### PROBLEM
All of the records below should be output exactly.
----- EXTRACTED DATA
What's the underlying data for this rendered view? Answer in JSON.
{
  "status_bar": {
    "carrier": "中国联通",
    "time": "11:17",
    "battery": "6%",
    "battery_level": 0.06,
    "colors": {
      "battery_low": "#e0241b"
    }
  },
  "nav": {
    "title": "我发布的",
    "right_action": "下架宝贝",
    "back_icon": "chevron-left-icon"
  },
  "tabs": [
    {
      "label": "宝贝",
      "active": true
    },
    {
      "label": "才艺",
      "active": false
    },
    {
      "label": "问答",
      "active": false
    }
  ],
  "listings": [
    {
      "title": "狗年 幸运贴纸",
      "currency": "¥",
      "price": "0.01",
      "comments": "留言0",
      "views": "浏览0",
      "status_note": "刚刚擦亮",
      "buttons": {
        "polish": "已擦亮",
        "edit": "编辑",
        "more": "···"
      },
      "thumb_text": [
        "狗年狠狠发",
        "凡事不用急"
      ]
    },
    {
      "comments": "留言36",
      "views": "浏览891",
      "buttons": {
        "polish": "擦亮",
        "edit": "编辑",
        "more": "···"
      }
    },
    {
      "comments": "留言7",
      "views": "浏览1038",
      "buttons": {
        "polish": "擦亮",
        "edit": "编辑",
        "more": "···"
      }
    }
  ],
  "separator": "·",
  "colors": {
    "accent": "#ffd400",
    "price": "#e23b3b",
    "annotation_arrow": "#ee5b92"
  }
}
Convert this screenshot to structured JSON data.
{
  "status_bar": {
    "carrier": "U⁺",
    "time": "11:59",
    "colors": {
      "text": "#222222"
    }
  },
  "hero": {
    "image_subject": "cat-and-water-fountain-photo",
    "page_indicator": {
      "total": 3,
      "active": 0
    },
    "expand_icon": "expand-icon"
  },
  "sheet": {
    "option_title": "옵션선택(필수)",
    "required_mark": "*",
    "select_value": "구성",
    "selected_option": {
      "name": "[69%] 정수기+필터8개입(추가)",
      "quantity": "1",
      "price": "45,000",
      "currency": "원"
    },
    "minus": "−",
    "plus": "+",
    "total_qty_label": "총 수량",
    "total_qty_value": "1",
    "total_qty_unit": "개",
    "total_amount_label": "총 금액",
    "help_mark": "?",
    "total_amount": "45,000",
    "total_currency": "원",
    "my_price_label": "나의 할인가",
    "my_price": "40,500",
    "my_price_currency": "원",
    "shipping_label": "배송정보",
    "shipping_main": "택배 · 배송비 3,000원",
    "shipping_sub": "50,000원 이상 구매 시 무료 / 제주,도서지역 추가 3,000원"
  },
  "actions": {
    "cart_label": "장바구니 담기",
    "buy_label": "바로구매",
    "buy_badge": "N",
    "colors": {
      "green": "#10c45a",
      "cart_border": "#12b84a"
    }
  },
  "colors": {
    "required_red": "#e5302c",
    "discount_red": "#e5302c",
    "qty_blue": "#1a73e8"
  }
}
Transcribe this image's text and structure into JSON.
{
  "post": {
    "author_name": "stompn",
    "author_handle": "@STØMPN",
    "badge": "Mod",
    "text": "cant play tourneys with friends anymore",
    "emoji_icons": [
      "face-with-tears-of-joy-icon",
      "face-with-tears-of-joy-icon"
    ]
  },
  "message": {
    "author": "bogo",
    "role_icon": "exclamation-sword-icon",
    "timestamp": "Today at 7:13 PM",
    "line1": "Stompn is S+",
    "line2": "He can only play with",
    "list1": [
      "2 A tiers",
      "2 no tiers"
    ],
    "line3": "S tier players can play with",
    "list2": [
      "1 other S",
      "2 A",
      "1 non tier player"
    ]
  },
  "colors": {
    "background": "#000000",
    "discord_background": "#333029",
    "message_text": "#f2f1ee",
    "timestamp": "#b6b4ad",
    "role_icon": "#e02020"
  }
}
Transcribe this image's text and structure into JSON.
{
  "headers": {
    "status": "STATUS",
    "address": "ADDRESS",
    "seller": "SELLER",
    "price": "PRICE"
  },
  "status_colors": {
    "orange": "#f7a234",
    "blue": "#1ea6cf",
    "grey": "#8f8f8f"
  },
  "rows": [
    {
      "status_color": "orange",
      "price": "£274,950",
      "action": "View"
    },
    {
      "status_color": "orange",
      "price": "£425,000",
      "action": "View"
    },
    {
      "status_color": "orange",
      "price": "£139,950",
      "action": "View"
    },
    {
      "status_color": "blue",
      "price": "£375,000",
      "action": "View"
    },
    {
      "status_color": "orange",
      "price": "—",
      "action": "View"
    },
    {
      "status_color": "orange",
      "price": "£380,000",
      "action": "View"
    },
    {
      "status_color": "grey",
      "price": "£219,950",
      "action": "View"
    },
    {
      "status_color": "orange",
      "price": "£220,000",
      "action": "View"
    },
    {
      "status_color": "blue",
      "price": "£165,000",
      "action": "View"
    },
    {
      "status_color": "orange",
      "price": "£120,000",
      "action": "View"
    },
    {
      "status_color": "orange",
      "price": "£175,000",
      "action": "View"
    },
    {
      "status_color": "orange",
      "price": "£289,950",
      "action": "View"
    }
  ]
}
----------
### COMPLETE RESPONSE
What's the underlying data for this rendered view? Answer in JSON.
{
  "status_bar": {
    "carrier": "中国联通",
    "time": "11:17",
    "battery": "6%",
    "battery_level": 0.06,
    "colors": {
      "battery_low": "#e0241b"
    }
  },
  "nav": {
    "title": "我发布的",
    "right_action": "下架宝贝",
    "back_icon": "chevron-left-icon"
  },
  "tabs": [
    {
      "label": "宝贝",
      "active": true
    },
    {
      "label": "才艺",
      "active": false
    },
    {
      "label": "问答",
      "active": false
    }
  ],
  "listings": [
    {
      "title": "狗年 幸运贴纸",
      "currency": "¥",
      "price": "0.01",
      "comments": "留言0",
      "views": "浏览0",
      "status_note": "刚刚擦亮",
      "buttons": {
        "polish": "已擦亮",
        "edit": "编辑",
        "more": "···"
      },
      "thumb_text": [
        "狗年狠狠发",
        "凡事不用急"
      ]
    },
    {
      "comments": "留言36",
      "views": "浏览891",
      "buttons": {
        "polish": "擦亮",
        "edit": "编辑",
        "more": "···"
      }
    },
    {
      "comments": "留言7",
      "views": "浏览1038",
      "buttons": {
        "polish": "擦亮",
        "edit": "编辑",
        "more": "···"
      }
    }
  ],
  "separator": "·",
  "colors": {
    "accent": "#ffd400",
    "price": "#e23b3b",
    "annotation_arrow": "#ee5b92"
  }
}
Convert this screenshot to structured JSON data.
{
  "status_bar": {
    "carrier": "U⁺",
    "time": "11:59",
    "colors": {
      "text": "#222222"
    }
  },
  "hero": {
    "image_subject": "cat-and-water-fountain-photo",
    "page_indicator": {
      "total": 3,
      "active": 0
    },
    "expand_icon": "expand-icon"
  },
  "sheet": {
    "option_title": "옵션선택(필수)",
    "required_mark": "*",
    "select_value": "구성",
    "selected_option": {
      "name": "[69%] 정수기+필터8개입(추가)",
      "quantity": "1",
      "price": "45,000",
      "currency": "원"
    },
    "minus": "−",
    "plus": "+",
    "total_qty_label": "총 수량",
    "total_qty_value": "1",
    "total_qty_unit": "개",
    "total_amount_label": "총 금액",
    "help_mark": "?",
    "total_amount": "45,000",
    "total_currency": "원",
    "my_price_label": "나의 할인가",
    "my_price": "40,500",
    "my_price_currency": "원",
    "shipping_label": "배송정보",
    "shipping_main": "택배 · 배송비 3,000원",
    "shipping_sub": "50,000원 이상 구매 시 무료 / 제주,도서지역 추가 3,000원"
  },
  "actions": {
    "cart_label": "장바구니 담기",
    "buy_label": "바로구매",
    "buy_badge": "N",
    "colors": {
      "green": "#10c45a",
      "cart_border": "#12b84a"
    }
  },
  "colors": {
    "required_red": "#e5302c",
    "discount_red": "#e5302c",
    "qty_blue": "#1a73e8"
  }
}
Transcribe this image's text and structure into JSON.
{
  "post": {
    "author_name": "stompn",
    "author_handle": "@STØMPN",
    "badge": "Mod",
    "text": "cant play tourneys with friends anymore",
    "emoji_icons": [
      "face-with-tears-of-joy-icon",
      "face-with-tears-of-joy-icon"
    ]
  },
  "message": {
    "author": "bogo",
    "role_icon": "exclamation-sword-icon",
    "timestamp": "Today at 7:13 PM",
    "line1": "Stompn is S+",
    "line2": "He can only play with",
    "list1": [
      "2 A tiers",
      "2 no tiers"
    ],
    "line3": "S tier players can play with",
    "list2": [
      "1 other S",
      "2 A",
      "1 non tier player"
    ]
  },
  "colors": {
    "background": "#000000",
    "discord_background": "#333029",
    "message_text": "#f2f1ee",
    "timestamp": "#b6b4ad",
    "role_icon": "#e02020"
  }
}
Transcribe this image's text and structure into JSON.
{
  "headers": {
    "status": "STATUS",
    "address": "ADDRESS",
    "seller": "SELLER",
    "price": "PRICE"
  },
  "status_colors": {
    "orange": "#f7a234",
    "blue": "#1ea6cf",
    "grey": "#8f8f8f"
  },
  "rows": [
    {
      "status_color": "orange",
      "price": "£274,950",
      "action": "View"
    },
    {
      "status_color": "orange",
      "price": "£425,000",
      "action": "View"
    },
    {
      "status_color": "orange",
      "price": "£139,950",
      "action": "View"
    },
    {
      "status_color": "blue",
      "price": "£375,000",
      "action": "View"
    },
    {
      "status_color": "orange",
      "price": "—",
      "action": "View"
    },
    {
      "status_color": "orange",
      "price": "£380,000",
      "action": "View"
    },
    {
      "status_color": "grey",
      "price": "£219,950",
      "action": "View"
    },
    {
      "status_color": "orange",
      "price": "£220,000",
      "action": "View"
    },
    {
      "status_color": "blue",
      "price": "£165,000",
      "action": "View"
    },
    {
      "status_color": "orange",
      "price": "£120,000",
      "action": "View"
    },
    {
      "status_color": "orange",
      "price": "£175,000",
      "action": "View"
    },
    {
      "status_color": "orange",
      "price": "£289,950",
      "action": "View"
    }
  ]
}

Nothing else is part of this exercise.